Determine how many lines of this material contain "object". Give only the number.

[START Material for this task]

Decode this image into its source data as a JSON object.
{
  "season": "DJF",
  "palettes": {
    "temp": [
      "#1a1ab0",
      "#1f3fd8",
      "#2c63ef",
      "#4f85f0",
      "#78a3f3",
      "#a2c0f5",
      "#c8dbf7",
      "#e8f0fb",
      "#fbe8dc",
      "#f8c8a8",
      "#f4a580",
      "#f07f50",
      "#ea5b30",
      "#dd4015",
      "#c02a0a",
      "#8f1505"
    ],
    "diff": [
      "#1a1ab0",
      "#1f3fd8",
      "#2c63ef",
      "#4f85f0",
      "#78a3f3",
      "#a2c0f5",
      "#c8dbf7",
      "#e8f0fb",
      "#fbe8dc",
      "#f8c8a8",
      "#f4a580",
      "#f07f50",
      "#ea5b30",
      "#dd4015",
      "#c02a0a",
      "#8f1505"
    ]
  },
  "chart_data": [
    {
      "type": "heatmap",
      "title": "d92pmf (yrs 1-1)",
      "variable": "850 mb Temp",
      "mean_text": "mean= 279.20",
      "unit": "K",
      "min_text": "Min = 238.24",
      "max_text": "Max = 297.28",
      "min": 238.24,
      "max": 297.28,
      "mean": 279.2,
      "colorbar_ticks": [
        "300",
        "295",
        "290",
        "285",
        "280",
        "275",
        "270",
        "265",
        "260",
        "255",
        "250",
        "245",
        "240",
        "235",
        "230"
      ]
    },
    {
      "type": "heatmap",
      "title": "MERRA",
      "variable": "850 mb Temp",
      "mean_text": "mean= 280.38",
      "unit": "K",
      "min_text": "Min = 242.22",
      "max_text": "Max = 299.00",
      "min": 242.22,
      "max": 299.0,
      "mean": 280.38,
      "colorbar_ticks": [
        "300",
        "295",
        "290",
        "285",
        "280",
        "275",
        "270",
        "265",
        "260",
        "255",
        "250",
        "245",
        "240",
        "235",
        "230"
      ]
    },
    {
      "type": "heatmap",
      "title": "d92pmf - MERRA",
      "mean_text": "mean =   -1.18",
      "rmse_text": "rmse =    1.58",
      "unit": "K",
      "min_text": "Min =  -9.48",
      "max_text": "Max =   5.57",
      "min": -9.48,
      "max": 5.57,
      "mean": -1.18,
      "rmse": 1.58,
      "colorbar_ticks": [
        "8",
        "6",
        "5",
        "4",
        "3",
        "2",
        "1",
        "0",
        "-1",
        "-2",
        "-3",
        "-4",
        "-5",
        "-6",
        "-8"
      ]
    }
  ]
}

[END Material for this task]
[START Material for this task]

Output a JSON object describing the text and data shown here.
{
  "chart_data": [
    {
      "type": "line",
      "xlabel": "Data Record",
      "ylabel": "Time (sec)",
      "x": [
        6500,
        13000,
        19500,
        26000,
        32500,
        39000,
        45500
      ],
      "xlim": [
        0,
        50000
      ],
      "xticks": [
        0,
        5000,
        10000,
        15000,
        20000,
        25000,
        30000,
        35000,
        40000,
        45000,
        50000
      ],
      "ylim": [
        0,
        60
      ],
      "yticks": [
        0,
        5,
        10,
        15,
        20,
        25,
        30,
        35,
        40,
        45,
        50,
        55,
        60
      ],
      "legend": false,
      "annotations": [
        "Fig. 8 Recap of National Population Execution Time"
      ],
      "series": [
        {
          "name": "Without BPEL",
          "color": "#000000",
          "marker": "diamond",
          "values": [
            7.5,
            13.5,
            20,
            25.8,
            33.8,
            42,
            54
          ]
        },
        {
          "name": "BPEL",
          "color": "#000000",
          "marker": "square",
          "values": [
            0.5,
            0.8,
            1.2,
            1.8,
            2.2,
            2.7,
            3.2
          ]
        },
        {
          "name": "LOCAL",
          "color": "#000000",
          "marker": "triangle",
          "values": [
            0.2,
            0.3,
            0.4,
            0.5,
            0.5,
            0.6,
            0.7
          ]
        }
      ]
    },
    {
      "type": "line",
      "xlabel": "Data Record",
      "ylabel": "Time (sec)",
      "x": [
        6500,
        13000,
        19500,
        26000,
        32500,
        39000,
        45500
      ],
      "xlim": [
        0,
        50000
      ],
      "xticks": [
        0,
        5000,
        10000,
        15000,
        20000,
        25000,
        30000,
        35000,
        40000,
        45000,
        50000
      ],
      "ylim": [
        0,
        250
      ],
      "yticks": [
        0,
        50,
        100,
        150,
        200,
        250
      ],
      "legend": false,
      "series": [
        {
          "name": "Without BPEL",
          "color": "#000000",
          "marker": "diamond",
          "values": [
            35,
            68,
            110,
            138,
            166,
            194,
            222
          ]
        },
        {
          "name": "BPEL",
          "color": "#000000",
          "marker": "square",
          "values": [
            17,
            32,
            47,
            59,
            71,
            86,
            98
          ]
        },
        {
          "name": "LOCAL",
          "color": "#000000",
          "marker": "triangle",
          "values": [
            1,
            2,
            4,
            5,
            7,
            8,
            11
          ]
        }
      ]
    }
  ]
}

[END Material for this task]

_Result of this task_.
2